> [DIRECTION] Note each line that includes the word "Subjects". Copy those lines.

> [GIVEN DATA]

** start **

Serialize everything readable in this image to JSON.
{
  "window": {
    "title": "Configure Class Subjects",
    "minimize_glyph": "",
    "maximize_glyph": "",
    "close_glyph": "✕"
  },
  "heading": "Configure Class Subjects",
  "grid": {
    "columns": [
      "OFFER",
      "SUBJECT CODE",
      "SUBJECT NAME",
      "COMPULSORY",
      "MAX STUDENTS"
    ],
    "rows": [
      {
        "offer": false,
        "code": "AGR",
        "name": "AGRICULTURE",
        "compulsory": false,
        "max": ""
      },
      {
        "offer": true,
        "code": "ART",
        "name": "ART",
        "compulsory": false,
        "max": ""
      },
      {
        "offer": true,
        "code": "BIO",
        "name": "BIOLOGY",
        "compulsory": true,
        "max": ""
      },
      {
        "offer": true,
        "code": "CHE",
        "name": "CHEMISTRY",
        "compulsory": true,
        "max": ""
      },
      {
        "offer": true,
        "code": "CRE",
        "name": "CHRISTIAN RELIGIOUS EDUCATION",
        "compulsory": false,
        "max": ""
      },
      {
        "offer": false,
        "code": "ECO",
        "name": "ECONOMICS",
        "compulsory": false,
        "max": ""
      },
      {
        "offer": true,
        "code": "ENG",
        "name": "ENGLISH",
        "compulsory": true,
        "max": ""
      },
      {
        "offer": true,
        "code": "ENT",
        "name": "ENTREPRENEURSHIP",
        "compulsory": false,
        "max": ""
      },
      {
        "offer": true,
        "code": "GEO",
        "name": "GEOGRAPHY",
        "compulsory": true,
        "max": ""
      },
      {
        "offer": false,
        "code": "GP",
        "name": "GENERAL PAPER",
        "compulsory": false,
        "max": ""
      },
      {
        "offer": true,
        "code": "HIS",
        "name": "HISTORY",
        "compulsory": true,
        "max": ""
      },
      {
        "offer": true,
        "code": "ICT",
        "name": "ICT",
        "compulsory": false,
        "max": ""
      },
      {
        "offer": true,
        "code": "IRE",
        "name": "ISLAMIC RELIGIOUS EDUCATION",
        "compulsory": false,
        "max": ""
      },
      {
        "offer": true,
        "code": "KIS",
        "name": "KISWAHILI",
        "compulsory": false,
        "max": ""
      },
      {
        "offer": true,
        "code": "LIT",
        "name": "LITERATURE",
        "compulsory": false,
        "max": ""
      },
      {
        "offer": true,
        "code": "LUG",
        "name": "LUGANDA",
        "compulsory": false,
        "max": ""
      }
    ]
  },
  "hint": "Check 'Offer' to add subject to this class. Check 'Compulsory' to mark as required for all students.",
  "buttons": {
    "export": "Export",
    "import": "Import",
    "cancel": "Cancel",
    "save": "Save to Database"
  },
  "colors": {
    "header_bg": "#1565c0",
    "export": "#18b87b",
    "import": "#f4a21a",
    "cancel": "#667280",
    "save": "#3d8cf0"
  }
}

** end **

> [FULL OUTPUT]
    "title": "Configure Class Subjects",
  "heading": "Configure Class Subjects",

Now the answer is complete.